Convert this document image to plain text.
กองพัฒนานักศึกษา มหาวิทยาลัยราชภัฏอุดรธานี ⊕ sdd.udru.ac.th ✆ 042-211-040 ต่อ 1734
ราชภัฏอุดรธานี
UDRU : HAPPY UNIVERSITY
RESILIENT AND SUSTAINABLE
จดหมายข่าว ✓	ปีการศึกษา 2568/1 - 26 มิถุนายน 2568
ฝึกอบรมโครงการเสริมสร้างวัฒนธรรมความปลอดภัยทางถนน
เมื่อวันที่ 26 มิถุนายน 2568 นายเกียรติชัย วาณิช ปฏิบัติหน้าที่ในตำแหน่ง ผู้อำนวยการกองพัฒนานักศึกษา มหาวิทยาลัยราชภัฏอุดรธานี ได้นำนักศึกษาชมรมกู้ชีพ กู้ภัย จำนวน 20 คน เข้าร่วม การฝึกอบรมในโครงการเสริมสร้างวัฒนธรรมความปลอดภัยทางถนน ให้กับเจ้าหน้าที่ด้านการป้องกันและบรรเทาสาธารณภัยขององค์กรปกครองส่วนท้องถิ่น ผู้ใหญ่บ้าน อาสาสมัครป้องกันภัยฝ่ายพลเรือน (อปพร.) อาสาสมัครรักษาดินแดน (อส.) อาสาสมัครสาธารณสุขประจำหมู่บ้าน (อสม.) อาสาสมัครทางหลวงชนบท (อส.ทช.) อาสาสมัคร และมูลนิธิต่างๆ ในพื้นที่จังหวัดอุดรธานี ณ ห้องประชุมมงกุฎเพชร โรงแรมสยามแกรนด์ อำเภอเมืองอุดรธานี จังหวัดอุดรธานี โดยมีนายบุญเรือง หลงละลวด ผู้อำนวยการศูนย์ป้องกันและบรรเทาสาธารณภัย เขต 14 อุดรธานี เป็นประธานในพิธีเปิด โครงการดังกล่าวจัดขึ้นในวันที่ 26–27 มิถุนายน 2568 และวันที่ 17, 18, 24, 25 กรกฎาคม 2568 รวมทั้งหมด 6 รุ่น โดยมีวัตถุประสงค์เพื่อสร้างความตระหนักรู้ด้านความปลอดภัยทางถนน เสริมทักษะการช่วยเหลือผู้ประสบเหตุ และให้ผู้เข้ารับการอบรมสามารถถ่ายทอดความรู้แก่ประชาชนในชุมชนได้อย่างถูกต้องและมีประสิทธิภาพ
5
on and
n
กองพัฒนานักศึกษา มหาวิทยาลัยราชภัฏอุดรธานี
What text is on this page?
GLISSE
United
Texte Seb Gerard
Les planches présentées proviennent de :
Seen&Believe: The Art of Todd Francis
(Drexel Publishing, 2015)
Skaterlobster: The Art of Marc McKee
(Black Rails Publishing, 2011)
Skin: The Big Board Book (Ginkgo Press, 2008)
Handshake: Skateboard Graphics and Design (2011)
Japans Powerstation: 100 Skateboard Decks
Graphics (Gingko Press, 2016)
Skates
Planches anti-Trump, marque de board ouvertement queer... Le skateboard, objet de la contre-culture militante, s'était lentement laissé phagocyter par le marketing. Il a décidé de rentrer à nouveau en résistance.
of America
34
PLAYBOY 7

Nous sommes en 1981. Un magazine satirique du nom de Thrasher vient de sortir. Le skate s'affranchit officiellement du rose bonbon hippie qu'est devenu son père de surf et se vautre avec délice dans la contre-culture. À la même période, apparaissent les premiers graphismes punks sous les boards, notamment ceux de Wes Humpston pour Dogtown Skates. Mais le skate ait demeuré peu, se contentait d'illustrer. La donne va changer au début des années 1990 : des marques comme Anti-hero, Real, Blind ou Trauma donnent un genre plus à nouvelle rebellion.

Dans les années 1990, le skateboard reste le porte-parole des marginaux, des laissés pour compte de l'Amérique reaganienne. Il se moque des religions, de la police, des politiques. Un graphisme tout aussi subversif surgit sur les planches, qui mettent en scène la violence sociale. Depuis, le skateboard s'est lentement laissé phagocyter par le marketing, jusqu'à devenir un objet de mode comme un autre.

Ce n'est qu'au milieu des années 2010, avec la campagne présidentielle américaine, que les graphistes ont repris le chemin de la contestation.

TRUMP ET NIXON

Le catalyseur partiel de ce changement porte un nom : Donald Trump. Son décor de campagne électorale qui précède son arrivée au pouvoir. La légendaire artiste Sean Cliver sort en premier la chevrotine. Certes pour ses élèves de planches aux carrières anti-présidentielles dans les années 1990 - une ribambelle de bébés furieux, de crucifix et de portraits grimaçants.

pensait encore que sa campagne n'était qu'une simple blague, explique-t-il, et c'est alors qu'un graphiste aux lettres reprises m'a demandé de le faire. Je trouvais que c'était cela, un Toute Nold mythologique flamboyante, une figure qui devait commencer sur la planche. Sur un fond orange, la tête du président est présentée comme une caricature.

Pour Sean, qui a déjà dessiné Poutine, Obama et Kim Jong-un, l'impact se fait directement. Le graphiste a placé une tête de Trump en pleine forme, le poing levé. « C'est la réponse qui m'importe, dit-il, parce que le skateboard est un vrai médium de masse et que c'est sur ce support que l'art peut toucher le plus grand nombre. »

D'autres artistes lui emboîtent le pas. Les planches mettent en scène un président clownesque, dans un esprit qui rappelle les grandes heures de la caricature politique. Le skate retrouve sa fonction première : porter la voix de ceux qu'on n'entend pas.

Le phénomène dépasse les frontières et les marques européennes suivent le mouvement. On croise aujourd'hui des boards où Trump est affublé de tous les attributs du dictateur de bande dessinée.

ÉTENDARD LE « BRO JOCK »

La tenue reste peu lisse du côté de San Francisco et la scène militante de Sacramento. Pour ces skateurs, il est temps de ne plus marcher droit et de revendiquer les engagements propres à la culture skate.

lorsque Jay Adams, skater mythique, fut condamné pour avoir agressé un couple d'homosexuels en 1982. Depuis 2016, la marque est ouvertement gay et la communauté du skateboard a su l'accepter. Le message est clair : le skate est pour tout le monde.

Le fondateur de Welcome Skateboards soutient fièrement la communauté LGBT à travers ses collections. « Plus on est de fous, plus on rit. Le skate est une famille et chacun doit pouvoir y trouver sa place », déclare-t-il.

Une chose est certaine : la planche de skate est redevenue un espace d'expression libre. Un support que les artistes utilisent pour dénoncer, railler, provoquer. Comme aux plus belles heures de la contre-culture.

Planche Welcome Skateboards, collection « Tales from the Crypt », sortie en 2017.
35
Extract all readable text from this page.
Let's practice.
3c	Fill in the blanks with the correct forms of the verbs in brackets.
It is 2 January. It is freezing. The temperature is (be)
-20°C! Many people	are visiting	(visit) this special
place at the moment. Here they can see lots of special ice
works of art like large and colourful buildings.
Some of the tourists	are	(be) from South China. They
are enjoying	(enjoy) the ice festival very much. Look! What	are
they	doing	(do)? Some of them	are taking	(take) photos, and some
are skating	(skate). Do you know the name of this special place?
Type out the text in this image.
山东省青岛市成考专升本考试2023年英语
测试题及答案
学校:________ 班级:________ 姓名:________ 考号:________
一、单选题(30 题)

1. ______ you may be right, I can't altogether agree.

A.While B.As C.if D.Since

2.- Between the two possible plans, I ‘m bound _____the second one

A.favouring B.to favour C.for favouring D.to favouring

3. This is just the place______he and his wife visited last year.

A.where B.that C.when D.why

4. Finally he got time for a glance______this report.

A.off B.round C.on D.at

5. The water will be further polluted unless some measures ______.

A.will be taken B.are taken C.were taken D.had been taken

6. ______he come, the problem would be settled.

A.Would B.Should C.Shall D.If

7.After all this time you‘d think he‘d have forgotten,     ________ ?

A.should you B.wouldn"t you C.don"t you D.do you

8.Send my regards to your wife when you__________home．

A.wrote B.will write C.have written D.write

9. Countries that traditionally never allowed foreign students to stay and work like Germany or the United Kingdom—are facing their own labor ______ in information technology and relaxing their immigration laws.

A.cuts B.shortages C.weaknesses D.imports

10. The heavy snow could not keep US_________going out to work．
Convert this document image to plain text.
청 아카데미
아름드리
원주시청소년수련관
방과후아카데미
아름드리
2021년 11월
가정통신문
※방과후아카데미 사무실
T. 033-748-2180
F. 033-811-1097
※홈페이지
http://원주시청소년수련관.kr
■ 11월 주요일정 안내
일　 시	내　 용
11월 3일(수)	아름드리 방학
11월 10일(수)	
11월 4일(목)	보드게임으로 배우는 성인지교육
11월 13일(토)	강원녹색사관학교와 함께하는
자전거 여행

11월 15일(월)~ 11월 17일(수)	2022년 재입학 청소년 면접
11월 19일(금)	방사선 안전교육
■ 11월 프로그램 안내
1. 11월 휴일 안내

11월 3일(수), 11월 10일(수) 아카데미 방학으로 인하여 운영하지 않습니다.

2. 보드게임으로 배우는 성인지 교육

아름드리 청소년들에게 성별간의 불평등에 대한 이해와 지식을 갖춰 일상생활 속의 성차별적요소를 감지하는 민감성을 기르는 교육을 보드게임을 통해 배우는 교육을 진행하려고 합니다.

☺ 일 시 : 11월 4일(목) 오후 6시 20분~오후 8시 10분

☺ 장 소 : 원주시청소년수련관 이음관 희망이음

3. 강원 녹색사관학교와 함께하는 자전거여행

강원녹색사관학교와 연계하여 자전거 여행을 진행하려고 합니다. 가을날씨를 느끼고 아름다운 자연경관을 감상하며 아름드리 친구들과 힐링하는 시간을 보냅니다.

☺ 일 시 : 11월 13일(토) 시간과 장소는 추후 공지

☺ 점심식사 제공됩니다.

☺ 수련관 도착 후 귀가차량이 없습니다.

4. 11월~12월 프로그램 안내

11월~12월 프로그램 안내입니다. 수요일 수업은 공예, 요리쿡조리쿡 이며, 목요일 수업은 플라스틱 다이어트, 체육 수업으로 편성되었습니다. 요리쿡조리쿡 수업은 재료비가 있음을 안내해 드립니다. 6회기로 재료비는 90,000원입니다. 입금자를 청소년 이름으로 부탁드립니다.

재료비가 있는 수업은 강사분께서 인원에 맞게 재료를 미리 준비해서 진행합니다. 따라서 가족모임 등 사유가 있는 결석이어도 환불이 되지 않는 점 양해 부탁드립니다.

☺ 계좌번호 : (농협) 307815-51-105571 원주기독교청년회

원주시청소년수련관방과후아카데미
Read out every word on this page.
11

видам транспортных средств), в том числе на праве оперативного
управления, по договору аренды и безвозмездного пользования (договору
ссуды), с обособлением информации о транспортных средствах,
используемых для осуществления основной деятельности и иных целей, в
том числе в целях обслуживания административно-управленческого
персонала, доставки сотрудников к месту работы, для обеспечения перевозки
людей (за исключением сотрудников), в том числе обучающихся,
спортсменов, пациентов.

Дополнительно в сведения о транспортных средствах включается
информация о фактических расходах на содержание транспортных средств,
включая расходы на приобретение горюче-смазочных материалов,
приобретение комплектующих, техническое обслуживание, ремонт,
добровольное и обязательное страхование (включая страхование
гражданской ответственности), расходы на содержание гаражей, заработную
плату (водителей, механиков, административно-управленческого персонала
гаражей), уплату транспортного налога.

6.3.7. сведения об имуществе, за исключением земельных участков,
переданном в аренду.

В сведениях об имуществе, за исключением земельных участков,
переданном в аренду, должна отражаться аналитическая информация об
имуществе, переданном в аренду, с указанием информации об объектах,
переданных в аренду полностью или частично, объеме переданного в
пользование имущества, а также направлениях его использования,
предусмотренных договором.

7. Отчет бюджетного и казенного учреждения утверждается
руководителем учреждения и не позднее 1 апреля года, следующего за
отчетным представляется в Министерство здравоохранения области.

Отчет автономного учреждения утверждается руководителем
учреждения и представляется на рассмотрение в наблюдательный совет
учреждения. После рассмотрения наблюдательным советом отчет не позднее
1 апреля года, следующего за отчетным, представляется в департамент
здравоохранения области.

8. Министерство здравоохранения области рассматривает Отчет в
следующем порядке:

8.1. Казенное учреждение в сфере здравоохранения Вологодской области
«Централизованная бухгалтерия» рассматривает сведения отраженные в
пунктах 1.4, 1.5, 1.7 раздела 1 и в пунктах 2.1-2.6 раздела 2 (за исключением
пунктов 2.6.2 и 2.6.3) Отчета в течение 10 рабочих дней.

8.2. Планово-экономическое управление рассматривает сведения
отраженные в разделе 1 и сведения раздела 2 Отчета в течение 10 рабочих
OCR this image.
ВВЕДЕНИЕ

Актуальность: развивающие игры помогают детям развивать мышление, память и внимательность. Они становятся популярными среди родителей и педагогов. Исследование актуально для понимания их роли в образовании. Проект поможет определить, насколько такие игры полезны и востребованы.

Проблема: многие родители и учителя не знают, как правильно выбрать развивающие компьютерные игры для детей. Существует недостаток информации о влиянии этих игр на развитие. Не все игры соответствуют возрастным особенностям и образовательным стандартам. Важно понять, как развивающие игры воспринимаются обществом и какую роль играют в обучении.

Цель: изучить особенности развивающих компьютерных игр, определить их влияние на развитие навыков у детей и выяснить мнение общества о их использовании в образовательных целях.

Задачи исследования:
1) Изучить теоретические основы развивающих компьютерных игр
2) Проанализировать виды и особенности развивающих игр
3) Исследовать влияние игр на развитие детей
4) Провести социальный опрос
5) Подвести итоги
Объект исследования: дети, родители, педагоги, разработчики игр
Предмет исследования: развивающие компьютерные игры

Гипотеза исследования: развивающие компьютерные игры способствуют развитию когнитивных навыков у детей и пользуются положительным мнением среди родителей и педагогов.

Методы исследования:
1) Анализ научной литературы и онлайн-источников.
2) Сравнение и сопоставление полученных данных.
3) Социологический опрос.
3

........

▶ **Aim**
Make a copy of each line that contains the string "определить".

▶ **Answer to the exercise**
Актуальность: развивающие игры помогают детям развивать мышление, память и внимательность. Они становятся популярными среди родителей и педагогов. Исследование актуально для понимания их роли в образовании. Проект поможет определить, насколько такие игры полезны и востребованы.
Цель: изучить особенности развивающих компьютерных игр, определить их влияние на развитие навыков у детей и выяснить мнение общества о их использовании в образовательных целях.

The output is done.